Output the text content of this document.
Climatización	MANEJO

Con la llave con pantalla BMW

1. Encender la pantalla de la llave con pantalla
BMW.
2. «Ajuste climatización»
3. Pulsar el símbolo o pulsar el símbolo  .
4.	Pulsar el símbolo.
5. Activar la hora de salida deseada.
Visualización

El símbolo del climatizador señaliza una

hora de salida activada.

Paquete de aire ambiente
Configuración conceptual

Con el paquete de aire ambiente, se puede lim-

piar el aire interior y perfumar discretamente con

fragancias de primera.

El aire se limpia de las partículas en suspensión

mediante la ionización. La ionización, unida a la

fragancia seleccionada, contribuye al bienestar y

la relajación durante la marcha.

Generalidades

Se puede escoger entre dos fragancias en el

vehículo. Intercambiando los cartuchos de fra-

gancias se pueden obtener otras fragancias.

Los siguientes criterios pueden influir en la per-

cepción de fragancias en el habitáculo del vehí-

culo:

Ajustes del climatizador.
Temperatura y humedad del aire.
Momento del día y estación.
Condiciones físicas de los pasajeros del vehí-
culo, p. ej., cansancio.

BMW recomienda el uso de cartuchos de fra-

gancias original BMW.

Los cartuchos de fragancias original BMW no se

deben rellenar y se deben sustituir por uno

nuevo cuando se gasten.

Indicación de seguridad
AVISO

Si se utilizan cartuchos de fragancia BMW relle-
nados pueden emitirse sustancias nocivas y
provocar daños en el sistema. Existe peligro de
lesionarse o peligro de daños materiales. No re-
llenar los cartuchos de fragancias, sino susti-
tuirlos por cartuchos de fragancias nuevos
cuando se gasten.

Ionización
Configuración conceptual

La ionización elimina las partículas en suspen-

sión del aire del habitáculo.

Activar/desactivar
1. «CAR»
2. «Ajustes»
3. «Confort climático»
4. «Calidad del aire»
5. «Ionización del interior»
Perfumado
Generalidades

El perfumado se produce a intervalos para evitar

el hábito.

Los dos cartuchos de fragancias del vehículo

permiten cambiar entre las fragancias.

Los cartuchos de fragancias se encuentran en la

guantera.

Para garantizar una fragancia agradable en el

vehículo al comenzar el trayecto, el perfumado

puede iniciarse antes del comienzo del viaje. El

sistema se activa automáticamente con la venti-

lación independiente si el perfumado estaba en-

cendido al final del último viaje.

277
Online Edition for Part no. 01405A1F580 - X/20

--------------------------------

Copy all lines from the material that contain "hora".

5. Activar la hora de salida deseada.
hora de salida activada.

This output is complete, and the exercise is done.